(Source records)
·····

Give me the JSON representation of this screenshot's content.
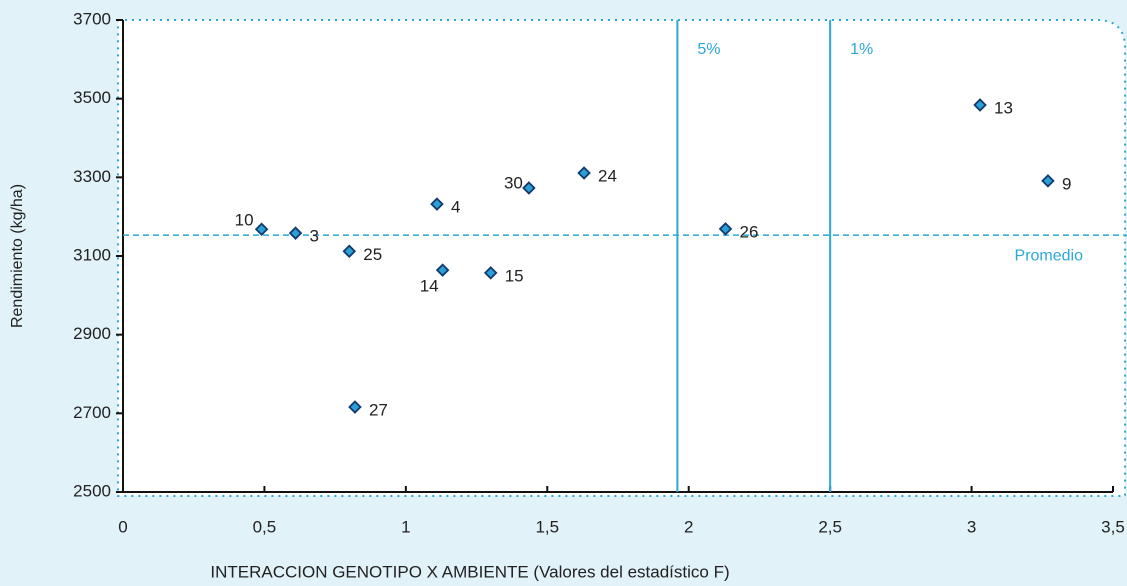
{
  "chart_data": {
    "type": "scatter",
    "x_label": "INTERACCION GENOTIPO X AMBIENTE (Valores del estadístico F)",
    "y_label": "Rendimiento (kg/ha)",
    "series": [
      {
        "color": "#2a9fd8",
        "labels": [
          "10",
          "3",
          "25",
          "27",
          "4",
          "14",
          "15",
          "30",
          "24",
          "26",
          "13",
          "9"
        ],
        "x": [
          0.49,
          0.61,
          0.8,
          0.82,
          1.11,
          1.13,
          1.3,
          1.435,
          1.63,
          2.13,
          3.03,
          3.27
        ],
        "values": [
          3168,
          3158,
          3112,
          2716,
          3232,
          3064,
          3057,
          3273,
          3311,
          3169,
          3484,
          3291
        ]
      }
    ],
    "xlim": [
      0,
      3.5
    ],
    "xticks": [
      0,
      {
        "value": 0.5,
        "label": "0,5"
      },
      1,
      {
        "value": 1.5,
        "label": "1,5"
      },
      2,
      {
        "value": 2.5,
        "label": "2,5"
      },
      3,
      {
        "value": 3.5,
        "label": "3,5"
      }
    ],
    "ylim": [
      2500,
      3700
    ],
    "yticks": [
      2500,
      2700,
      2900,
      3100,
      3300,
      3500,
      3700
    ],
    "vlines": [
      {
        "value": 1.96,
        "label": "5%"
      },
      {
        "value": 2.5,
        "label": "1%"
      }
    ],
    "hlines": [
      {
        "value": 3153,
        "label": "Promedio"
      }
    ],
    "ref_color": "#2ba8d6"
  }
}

·····

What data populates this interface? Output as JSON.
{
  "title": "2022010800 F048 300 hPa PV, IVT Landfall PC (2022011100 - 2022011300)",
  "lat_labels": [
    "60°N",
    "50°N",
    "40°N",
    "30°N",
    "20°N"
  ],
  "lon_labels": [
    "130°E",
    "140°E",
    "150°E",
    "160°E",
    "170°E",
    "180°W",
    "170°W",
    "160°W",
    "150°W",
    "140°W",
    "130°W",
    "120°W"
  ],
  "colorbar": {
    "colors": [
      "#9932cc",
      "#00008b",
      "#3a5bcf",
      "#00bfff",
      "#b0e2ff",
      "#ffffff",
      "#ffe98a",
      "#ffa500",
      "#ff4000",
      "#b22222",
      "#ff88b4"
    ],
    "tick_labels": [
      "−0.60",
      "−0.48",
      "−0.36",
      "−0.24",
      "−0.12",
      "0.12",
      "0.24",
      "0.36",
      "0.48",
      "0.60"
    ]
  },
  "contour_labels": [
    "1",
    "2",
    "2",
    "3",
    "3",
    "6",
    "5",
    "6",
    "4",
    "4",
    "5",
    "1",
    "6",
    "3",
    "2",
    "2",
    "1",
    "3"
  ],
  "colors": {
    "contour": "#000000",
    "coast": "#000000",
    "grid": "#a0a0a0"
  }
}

·····

- GIVEN TASK: Give the count of lines holding the word "JSON", with no other words.

- FINAL ANSWER: 2